AIM 1:
Can you return every line of the records below verbatim, with the pictures left out?

Data Mesh Architecture (opens in new tab)

(datamesh-architecture.com)

128 pointsaiobe4y ago45 comments

45 comments

Wow this is an oversimplification. I've had years of experience working in a data lake within a FAANG handling > 5 PBs of data per day ingest. There's so many things this misses:

1. What if the domain teams don't actually care to maintain data quality or even care about sharing data in the first place? This model requires every data producer to maintain a relationship with every data consumer. That's not gonna happen in a large company.

2. Who pays for query compute and data storage when you're dealing with petabytes and petabytes of data from different domains? If you (the data platform team) bill the domain teams then see above, they'll just stop sending data.

3. Just figuring out what data exists in the data mart (which this essentially is describing) is a hassle and slows down business use cases, especially when you have 1000s of datasets. You need a team to act as sort of a "reference librarian" to help those querying data. You can't easily decentralize this.

4. How do you get domain teams to produce data in a form that is easy to query? Like what if they write lots of small files that are computationally difficult to query, whose gonna advise them? Data production is very related to data query performance at TBs scale. The domain team is not gonna become experts or care.

5. What do you do when a domain team has a lot of important data but no engineering resources? Do you just say "oh well, we're just a self-service data platform so no one gets to access the data"?

ENTRIES SHOWN:
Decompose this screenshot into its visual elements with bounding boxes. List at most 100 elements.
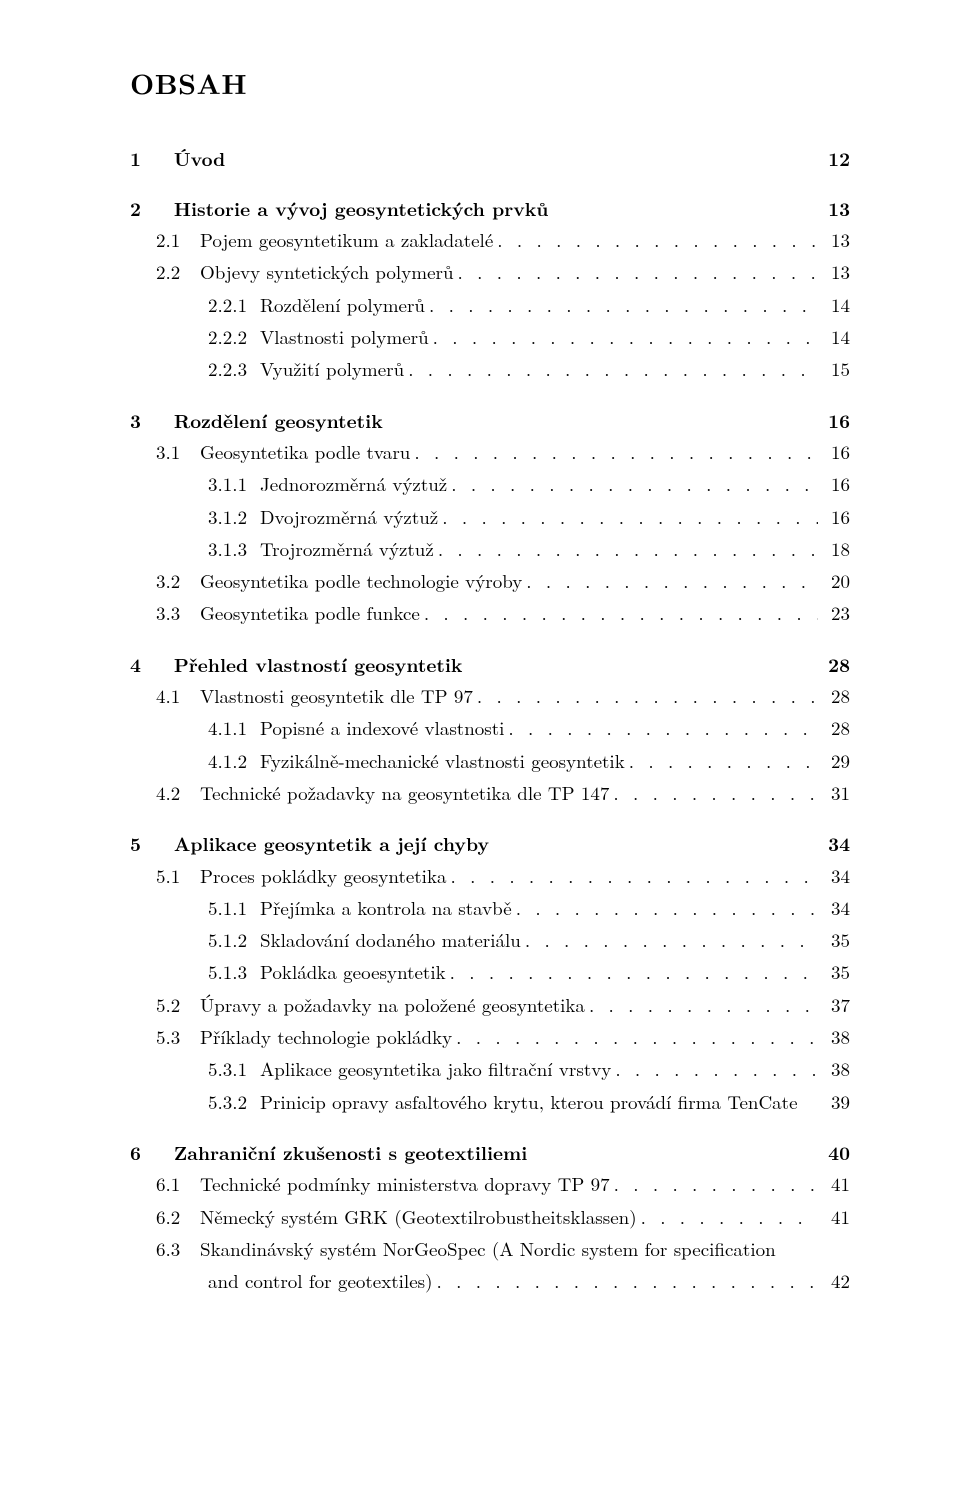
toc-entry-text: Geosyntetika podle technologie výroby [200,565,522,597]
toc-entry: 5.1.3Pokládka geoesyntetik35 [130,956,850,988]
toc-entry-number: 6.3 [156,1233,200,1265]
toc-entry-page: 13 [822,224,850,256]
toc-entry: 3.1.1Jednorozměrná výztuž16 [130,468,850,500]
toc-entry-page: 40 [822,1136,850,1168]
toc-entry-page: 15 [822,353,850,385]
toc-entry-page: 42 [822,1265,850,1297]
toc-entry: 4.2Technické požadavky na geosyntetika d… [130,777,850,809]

AIM 2:
In the data mesh thread, how much data per day did the commenter's FAANG data lake ingest?

TASK OUTPUT 1:
Decompose this screenshot into its visual elements with bounding boxes. List at most 100 elements.
toc-entry-text: Geosyntetika podle technologie výroby [200,565,522,597]
toc-entry: 5.1.3Pokládka geoesyntetik35 [130,956,850,988]
toc-entry-number: 6.3 [156,1233,200,1265]
toc-entry-page: 13 [822,224,850,256]
toc-entry: 3.1.1Jednorozměrná výztuž16 [130,468,850,500]
toc-entry-page: 40 [822,1136,850,1168]
toc-entry-page: 15 [822,353,850,385]
toc-entry-page: 42 [822,1265,850,1297]
toc-entry: 4.2Technické požadavky na geosyntetika d… [130,777,850,809]

TASK OUTPUT 2:
More than 5 PBs of data per day.